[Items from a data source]

##########

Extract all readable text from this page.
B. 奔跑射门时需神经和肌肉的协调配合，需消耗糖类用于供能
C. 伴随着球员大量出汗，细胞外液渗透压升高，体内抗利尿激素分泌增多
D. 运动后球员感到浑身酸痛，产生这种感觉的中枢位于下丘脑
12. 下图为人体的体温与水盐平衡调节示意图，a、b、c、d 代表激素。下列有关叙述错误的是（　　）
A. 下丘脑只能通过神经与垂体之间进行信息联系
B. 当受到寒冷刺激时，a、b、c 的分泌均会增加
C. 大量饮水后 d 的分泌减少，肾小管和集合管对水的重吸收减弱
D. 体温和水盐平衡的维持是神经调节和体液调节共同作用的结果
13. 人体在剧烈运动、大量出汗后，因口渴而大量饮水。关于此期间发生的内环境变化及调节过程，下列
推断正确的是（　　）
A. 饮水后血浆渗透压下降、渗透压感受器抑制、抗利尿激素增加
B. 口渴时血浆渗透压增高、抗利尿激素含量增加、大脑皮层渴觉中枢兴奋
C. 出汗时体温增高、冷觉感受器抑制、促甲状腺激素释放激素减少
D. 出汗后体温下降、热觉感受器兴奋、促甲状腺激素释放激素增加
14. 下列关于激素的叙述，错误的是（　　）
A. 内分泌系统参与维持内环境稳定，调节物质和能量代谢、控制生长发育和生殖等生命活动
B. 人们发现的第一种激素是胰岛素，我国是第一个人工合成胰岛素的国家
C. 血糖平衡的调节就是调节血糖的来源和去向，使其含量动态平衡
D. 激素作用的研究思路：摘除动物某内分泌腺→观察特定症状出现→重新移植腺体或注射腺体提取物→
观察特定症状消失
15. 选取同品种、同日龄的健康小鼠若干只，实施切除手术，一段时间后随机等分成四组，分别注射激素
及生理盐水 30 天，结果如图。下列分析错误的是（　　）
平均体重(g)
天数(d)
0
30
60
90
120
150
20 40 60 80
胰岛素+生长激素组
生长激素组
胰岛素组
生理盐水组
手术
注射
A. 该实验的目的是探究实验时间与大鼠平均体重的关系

##########

▸ **Given request**
From the preceding material, extract every line exactly.

▸ **Task answer**
Extract all readable text from this page.
B. 奔跑射门时需神经和肌肉的协调配合，需消耗糖类用于供能
C. 伴随着球员大量出汗，细胞外液渗透压升高，体内抗利尿激素分泌增多
D. 运动后球员感到浑身酸痛，产生这种感觉的中枢位于下丘脑
12. 下图为人体的体温与水盐平衡调节示意图，a、b、c、d 代表激素。下列有关叙述错误的是（　　）
A. 下丘脑只能通过神经与垂体之间进行信息联系
B. 当受到寒冷刺激时，a、b、c 的分泌均会增加
C. 大量饮水后 d 的分泌减少，肾小管和集合管对水的重吸收减弱
D. 体温和水盐平衡的维持是神经调节和体液调节共同作用的结果
13. 人体在剧烈运动、大量出汗后，因口渴而大量饮水。关于此期间发生的内环境变化及调节过程，下列
推断正确的是（　　）
A. 饮水后血浆渗透压下降、渗透压感受器抑制、抗利尿激素增加
B. 口渴时血浆渗透压增高、抗利尿激素含量增加、大脑皮层渴觉中枢兴奋
C. 出汗时体温增高、冷觉感受器抑制、促甲状腺激素释放激素减少
D. 出汗后体温下降、热觉感受器兴奋、促甲状腺激素释放激素增加
14. 下列关于激素的叙述，错误的是（　　）
A. 内分泌系统参与维持内环境稳定，调节物质和能量代谢、控制生长发育和生殖等生命活动
B. 人们发现的第一种激素是胰岛素，我国是第一个人工合成胰岛素的国家
C. 血糖平衡的调节就是调节血糖的来源和去向，使其含量动态平衡
D. 激素作用的研究思路：摘除动物某内分泌腺→观察特定症状出现→重新移植腺体或注射腺体提取物→
观察特定症状消失
15. 选取同品种、同日龄的健康小鼠若干只，实施切除手术，一段时间后随机等分成四组，分别注射激素
及生理盐水 30 天，结果如图。下列分析错误的是（　　）
平均体重(g)
天数(d)
0
30
60
90
120
150
20 40 60 80
胰岛素+生长激素组
生长激素组
胰岛素组
生理盐水组
手术
注射
A. 该实验的目的是探究实验时间与大鼠平均体重的关系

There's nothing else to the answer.